:: Quoted passage

At 12/04/2010 11:00 AM, Blogger John Gallaher said...

Yikes. Now another anonymous organization has to fire Kent Johnson!

 
At 12/04/2010 11:04 AM, Blogger John Gallaher said...

The difference is one of power and publication. In the past, say prior to the 20th Century, publication and such was not at the hands of other poets. It was patronage, right? I think that speaks to a lot of it. Now the "patrons" are university and stand alone small presses mostly run by poets. That changes things profoundly.

 
At 12/04/2010 11:17 AM, Blogger Kent Johnson said...

So you're saying our poetical climate of caution, the generalized reluctance to openly critique, IS importantly rooted in a culture of self-serving interest? Of a deeply assimilated, esoterically ritualized obsequiousness, as I said?

Well, all the more need and urgency for satire, I'd say!

 
At 12/04/2010 11:30 AM, Blogger John Gallaher said...

Well, on the other hand, in can be as much in someone's self-interest to create satire as much as it is to avoid its creation.

 
At 12/04/2010 11:39 AM, Blogger Kent Johnson said...

Still, there's a nagging-something vis a vis your case about this historical shift of "publication and power" that should be considered:

20th century avant-garde formations, from Zurich in the teens to the East Village in the
sixties, have been largely "self-publishing," auto-dependent communities. And yet healthy cultures of satire--directed very much both outward and inward--flourished just dandy.

So again, not sure your argument is totally convincing. I would say you're leaving out the main problem: the rapid professionalization of the poetic field--its absorption, across the aesthetic spectrum, into the institutionalizing functions of the Academy. In other words, it's impolite and nigh suicidal, if you're going to have a career as a Poet, to rock the structures and hierarchies of the habitus!

 
At 12/04/2010 12:17 PM, Blogger Kent Johnson said...

I should say, you know who did some very determined, biting, and cleansing satirical work back in the 60 and 70s? Good old Robert Bly! We could use a few more like him these days. He looks a lot more avant from here than the Silence-in-the-Snowy-Fields American Hybrid scene does, that's for sure.

 
At 12/04/2010 12:44 PM, Blogger Kent Johnson said...

Forgive me for so much activity, it's unlike me, but since we're on the topic of satire in the poetic field, some might be interested in these two reviews of the brand new _Works and Days of the feneon collective_. When the feneon collective [Unified Body] had its blog (now mysteriously vanished), Ron Silliman was actively deleting comments from various people who were writing in to praise the works there (I mention that just to offer another anecdote about the attitude towards satire within our "radical avant," I guess):

http://kulturindustrie.blogspot.com/2010/12/feneon-book.html

http://isola-di-rifiuti.blogspot.com/2010/11/works-and-days-of-feneon-collective.html

and here's a link to the just-yesterday reactivated book page (disappeared for a fortnight and a half, in an appropriately feneonesque turn of events), for those who may want to order the book:
http://www.effingpress.com/feneon-collective.htm

 
At 12/04/2010 1:18 PM, Anonymous Ryan Sampson said...

::::
:: Given data

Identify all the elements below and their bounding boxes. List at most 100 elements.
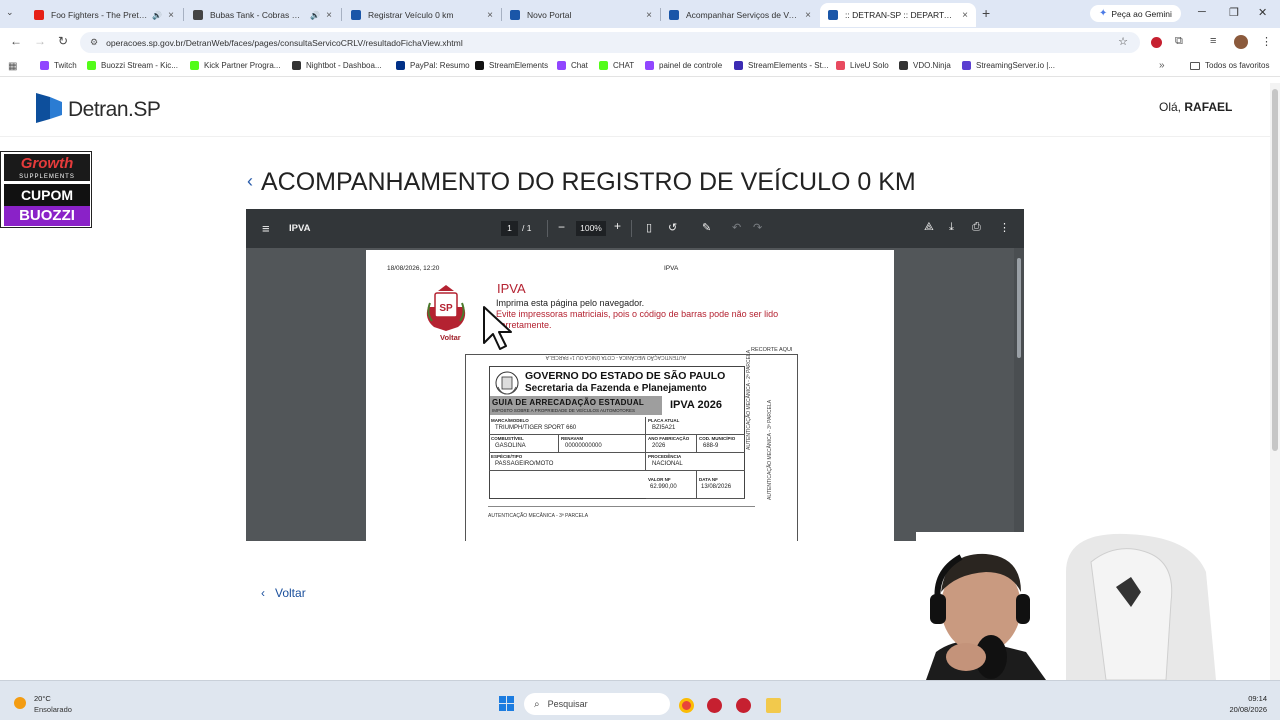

::::

> [Job]
In the comment thread, whom does Kent Johnson name as having done biting satirical work in the 60s and 70s?

> [The output]
Robert Bly